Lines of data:

====

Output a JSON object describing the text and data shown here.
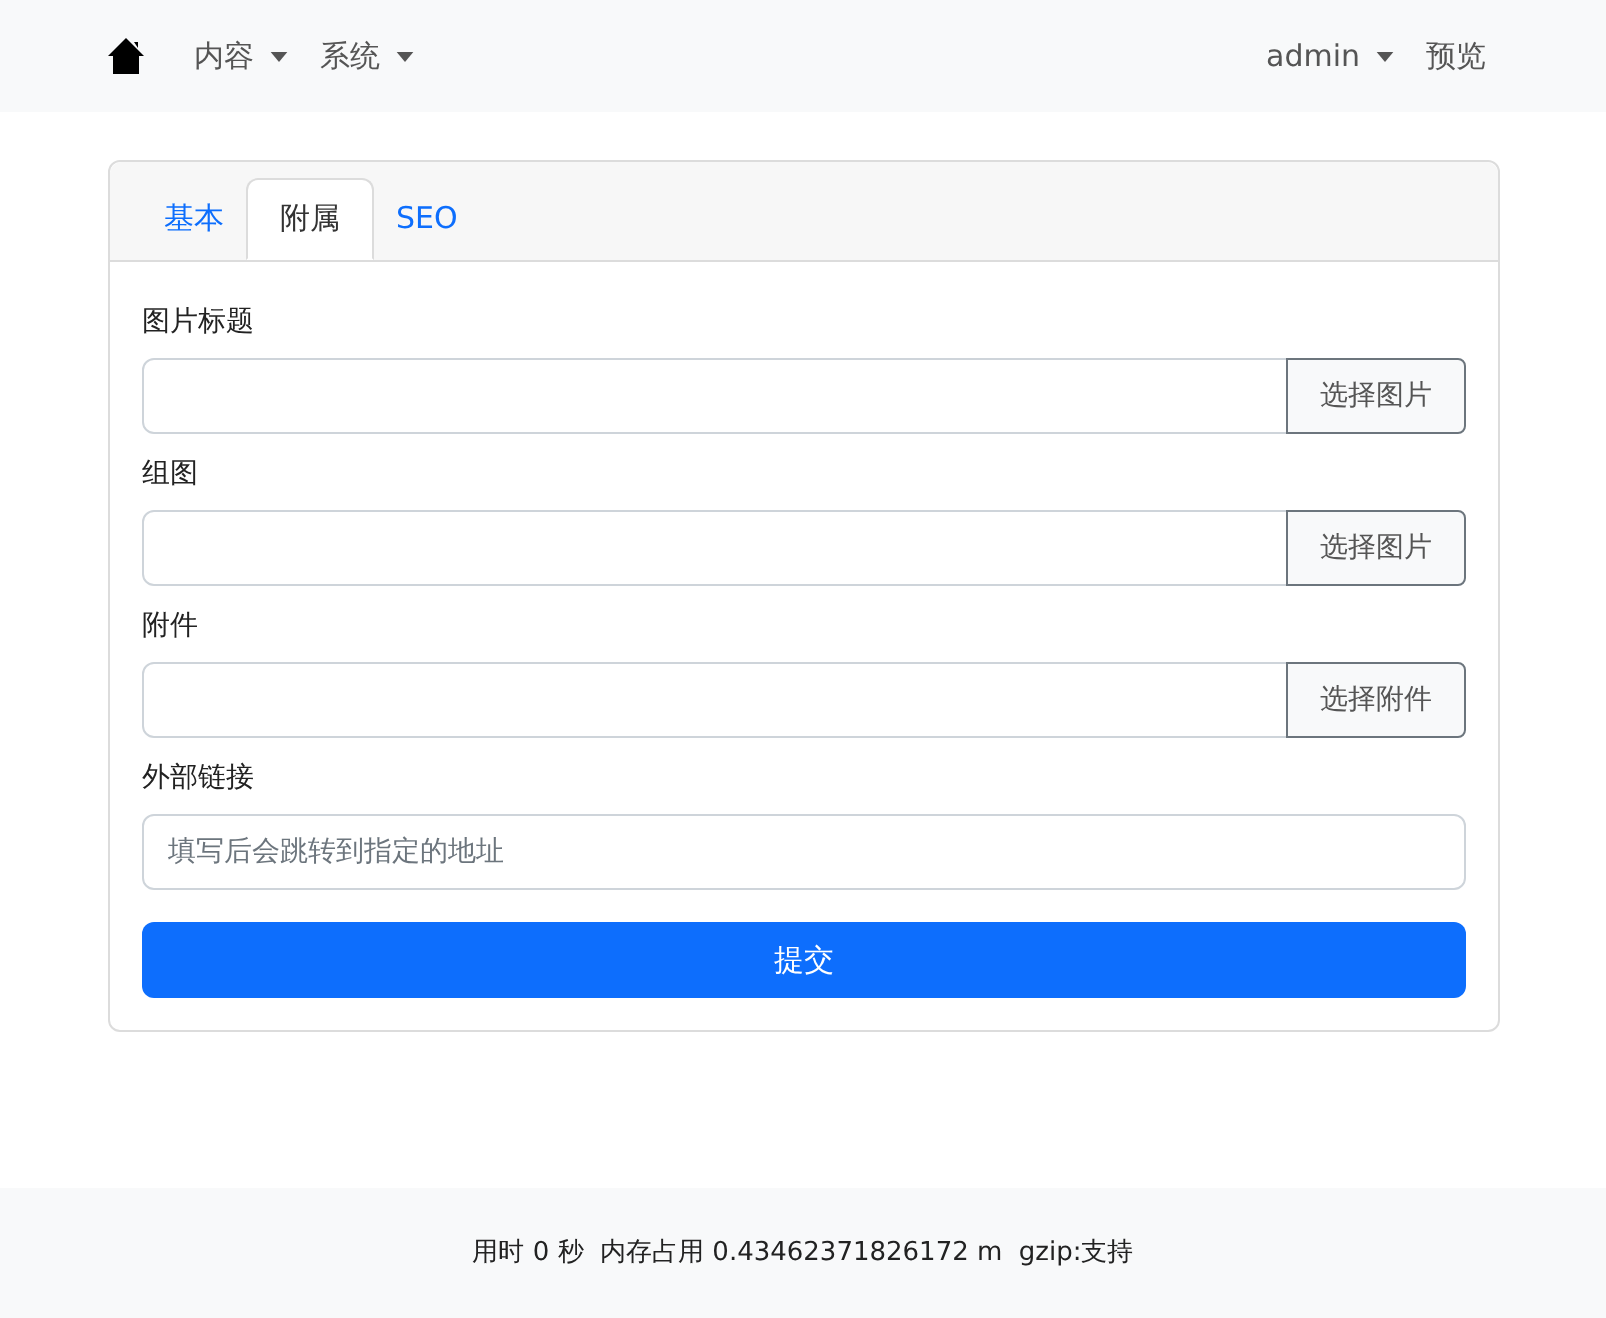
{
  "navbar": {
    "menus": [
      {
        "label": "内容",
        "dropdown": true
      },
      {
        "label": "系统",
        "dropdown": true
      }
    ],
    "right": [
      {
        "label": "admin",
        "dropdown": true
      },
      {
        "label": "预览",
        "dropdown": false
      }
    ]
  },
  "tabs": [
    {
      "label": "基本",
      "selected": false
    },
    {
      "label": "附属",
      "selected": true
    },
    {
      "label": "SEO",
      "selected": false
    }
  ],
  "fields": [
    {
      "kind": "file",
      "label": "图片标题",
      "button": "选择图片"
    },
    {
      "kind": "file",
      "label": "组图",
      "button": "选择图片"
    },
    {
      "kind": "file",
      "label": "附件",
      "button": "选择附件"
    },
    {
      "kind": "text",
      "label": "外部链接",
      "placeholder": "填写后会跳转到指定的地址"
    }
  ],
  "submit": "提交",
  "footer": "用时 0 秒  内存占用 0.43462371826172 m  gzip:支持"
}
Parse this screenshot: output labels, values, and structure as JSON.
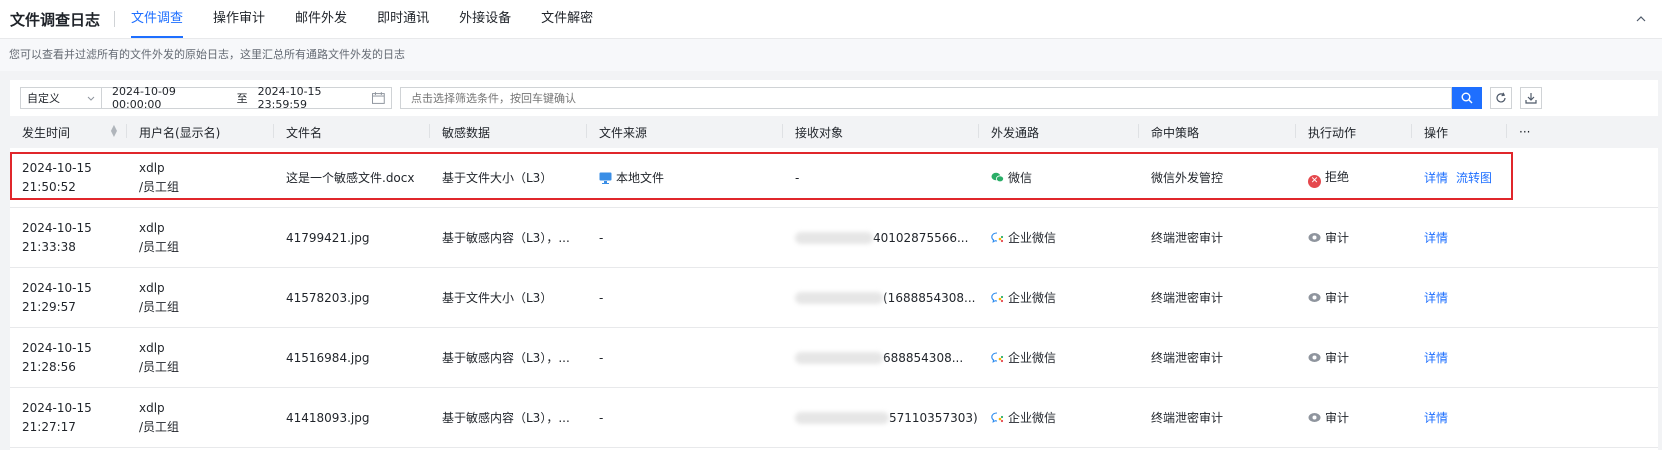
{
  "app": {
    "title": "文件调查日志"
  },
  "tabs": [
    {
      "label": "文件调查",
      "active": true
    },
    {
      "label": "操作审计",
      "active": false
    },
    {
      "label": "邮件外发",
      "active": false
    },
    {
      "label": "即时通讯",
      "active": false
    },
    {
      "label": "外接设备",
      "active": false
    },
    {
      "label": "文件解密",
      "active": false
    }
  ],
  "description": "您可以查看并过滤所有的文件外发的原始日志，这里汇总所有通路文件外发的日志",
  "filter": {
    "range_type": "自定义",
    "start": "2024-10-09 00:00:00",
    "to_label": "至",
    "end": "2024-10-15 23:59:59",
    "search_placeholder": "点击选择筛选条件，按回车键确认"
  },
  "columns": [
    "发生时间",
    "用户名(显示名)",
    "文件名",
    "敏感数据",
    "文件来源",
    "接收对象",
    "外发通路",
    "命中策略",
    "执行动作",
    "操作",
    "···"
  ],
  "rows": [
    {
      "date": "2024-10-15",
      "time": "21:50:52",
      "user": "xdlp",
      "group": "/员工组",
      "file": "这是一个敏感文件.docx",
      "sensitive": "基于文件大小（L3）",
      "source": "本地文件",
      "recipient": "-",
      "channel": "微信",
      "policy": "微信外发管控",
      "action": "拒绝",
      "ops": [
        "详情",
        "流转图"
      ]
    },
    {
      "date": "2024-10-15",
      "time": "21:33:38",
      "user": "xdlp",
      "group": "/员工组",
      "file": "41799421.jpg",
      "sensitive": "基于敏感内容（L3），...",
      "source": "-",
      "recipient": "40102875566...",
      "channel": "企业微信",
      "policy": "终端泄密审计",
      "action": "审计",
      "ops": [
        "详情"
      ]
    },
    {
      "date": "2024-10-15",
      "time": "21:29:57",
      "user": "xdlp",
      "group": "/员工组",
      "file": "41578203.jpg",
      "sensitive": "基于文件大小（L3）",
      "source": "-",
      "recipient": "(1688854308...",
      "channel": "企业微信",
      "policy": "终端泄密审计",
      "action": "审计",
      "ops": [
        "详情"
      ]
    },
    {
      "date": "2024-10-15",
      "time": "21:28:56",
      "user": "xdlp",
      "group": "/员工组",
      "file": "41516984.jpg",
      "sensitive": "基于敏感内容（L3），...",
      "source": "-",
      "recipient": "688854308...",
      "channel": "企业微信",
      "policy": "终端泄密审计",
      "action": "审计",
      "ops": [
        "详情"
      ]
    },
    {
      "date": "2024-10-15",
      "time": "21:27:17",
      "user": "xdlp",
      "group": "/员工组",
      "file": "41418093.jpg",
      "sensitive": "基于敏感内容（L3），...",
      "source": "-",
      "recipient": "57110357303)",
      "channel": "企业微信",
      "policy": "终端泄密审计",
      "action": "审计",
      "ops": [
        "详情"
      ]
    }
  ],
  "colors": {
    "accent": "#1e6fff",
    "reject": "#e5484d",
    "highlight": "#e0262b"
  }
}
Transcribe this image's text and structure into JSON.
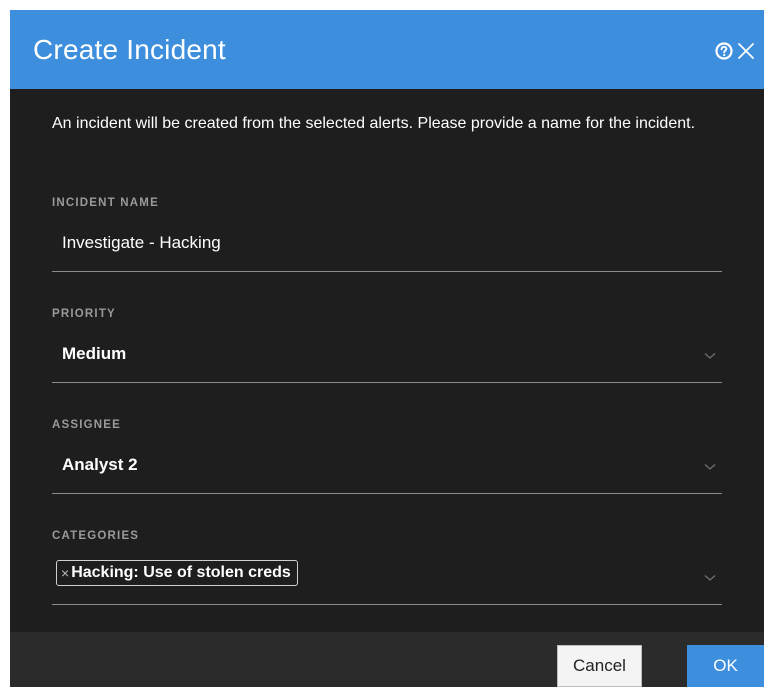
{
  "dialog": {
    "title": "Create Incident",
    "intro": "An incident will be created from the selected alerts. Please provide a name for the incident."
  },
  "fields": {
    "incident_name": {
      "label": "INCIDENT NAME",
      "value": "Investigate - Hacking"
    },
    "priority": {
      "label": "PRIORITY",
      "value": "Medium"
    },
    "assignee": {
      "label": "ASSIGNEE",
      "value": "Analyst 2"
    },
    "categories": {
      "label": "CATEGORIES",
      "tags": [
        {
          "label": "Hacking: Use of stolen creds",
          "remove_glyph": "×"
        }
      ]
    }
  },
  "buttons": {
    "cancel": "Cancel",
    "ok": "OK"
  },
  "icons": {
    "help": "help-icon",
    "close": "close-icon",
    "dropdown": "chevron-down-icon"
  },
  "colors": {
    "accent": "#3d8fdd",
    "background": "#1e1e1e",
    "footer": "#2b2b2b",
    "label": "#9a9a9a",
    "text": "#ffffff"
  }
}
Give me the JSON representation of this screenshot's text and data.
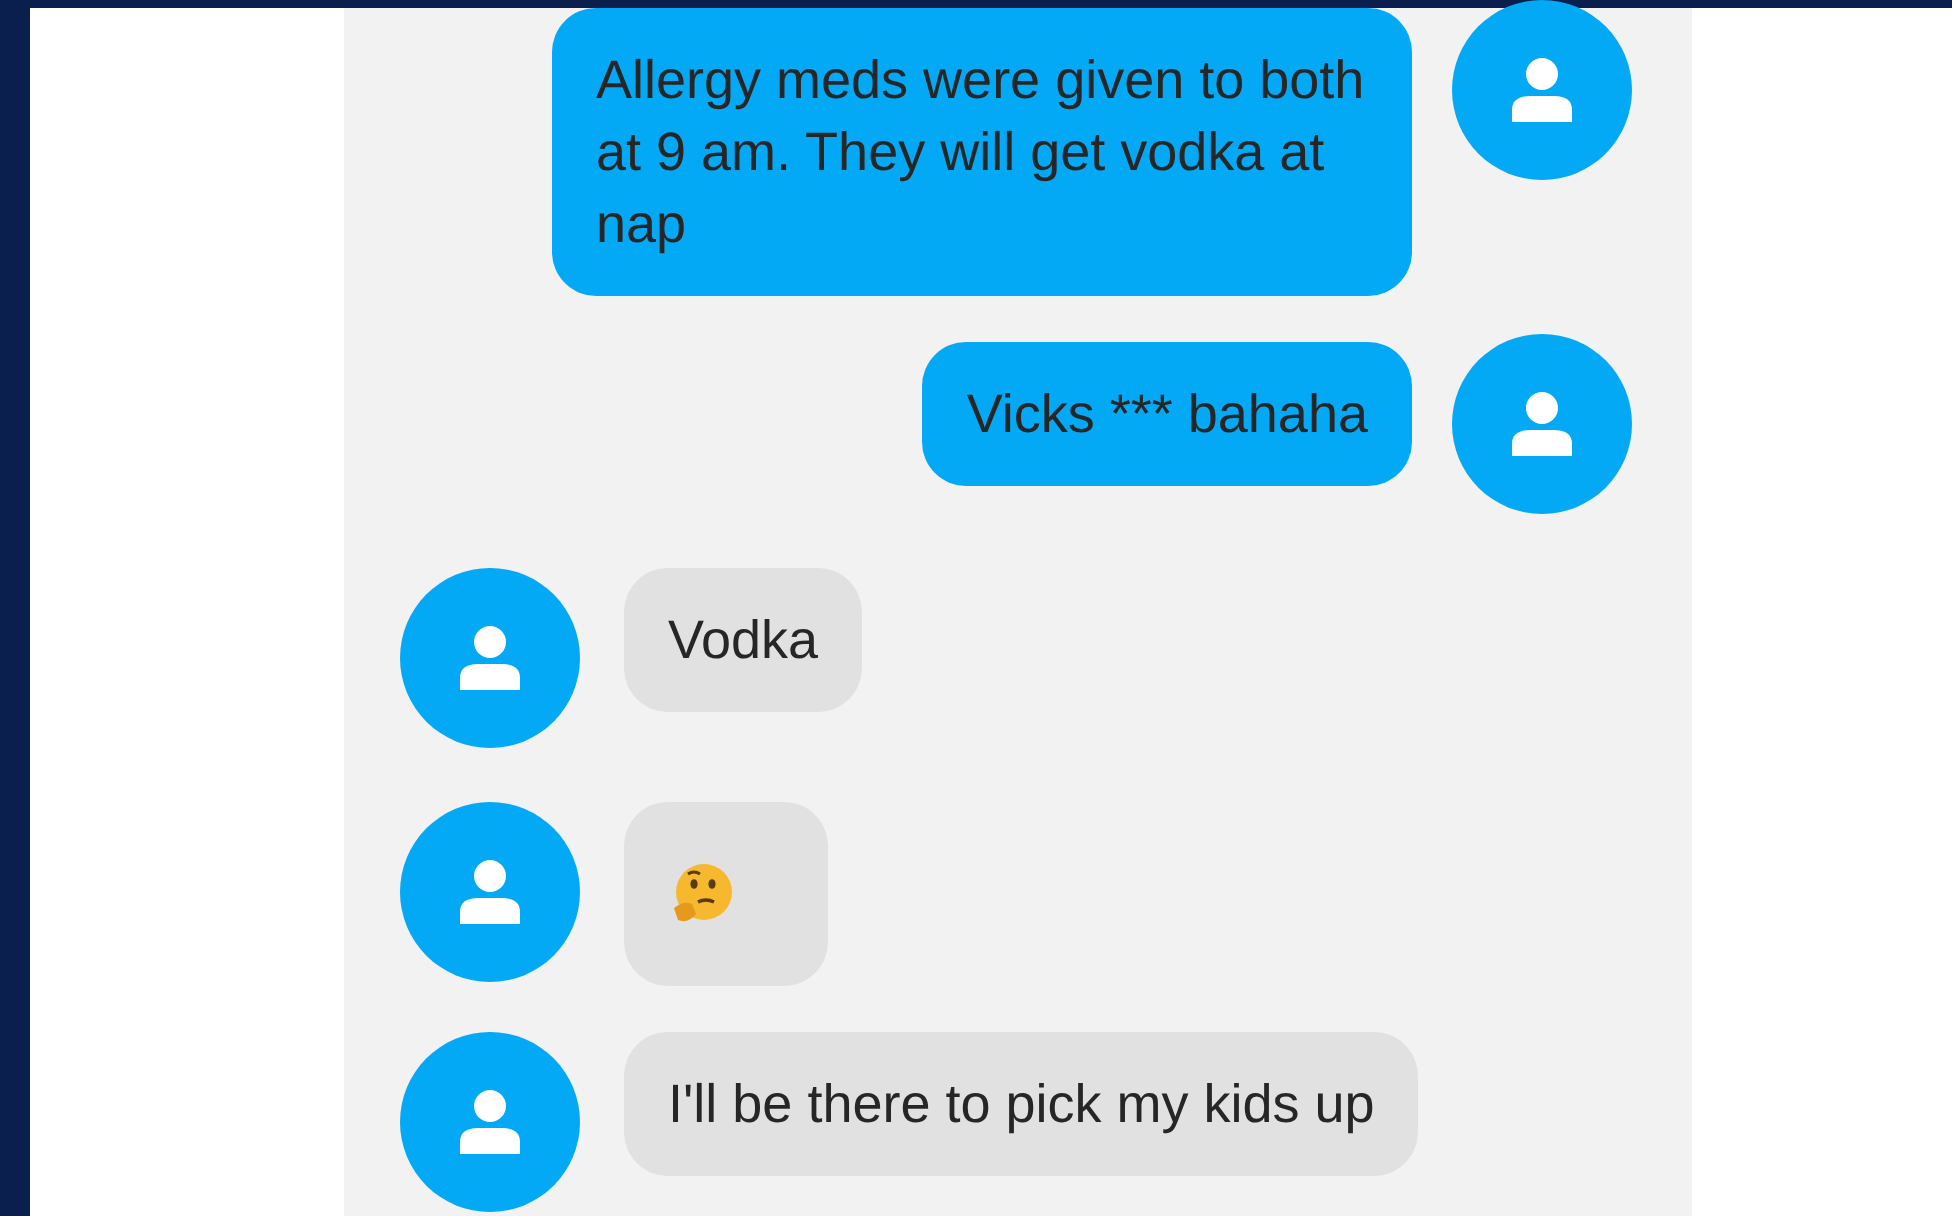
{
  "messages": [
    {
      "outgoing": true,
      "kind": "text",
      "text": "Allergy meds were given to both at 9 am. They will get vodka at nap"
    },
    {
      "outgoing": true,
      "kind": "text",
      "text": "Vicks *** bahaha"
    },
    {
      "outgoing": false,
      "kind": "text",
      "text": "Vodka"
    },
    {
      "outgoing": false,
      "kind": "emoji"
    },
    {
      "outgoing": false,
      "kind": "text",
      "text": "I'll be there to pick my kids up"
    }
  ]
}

====

Job => Identify each line holding the string "selected", and copy it out.

Task response =>
      "selected": false
      "selected": true
      "selected": false
    "intro": "An incident will be created from the selected alerts. Please provide a name for the incident."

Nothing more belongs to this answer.